* **RECORD SET**
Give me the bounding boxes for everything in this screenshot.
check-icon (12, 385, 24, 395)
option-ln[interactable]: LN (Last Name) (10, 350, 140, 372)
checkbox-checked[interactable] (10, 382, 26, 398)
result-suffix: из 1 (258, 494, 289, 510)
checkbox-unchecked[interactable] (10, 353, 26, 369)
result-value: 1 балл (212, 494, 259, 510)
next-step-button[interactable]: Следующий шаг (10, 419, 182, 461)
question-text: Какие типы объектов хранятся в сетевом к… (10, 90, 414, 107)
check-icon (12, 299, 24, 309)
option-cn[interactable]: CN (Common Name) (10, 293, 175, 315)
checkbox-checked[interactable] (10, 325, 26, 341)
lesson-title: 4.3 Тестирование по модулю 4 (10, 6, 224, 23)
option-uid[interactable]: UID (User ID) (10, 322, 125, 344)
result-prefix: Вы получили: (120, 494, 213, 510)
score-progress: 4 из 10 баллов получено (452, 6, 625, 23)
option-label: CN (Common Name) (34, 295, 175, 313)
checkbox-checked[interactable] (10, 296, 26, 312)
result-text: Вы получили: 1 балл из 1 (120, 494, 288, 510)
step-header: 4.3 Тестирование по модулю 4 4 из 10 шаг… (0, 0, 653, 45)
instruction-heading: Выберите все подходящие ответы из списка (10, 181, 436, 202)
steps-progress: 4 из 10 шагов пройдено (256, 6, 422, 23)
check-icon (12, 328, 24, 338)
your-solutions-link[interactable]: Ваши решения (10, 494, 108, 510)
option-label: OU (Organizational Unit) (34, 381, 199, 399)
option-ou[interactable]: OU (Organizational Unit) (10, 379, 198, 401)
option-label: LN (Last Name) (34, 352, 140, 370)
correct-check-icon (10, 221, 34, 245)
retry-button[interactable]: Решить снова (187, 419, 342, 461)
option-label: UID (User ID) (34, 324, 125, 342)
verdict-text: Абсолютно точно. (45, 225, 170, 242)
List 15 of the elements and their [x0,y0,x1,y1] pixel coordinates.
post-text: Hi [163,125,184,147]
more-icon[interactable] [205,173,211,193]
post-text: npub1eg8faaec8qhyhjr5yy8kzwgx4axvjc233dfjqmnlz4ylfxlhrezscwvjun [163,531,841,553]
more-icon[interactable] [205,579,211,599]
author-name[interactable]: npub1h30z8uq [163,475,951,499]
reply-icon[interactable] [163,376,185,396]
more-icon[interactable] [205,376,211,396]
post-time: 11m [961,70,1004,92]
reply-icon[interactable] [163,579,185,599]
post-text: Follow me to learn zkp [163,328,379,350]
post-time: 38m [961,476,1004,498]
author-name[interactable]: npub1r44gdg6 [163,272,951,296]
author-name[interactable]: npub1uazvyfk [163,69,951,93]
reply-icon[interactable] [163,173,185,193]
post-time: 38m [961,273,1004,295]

* **DO THIS**
Copy everything in the material from the start down to the line containing "result-value: 1 балл (212, 494, 259, 510)", with both ends included.

* **ANSWER TO THIS PROBLEM**
Give me the bounding boxes for everything in this screenshot.
check-icon (12, 385, 24, 395)
option-ln[interactable]: LN (Last Name) (10, 350, 140, 372)
checkbox-checked[interactable] (10, 382, 26, 398)
result-suffix: из 1 (258, 494, 289, 510)
checkbox-unchecked[interactable] (10, 353, 26, 369)
result-value: 1 балл (212, 494, 259, 510)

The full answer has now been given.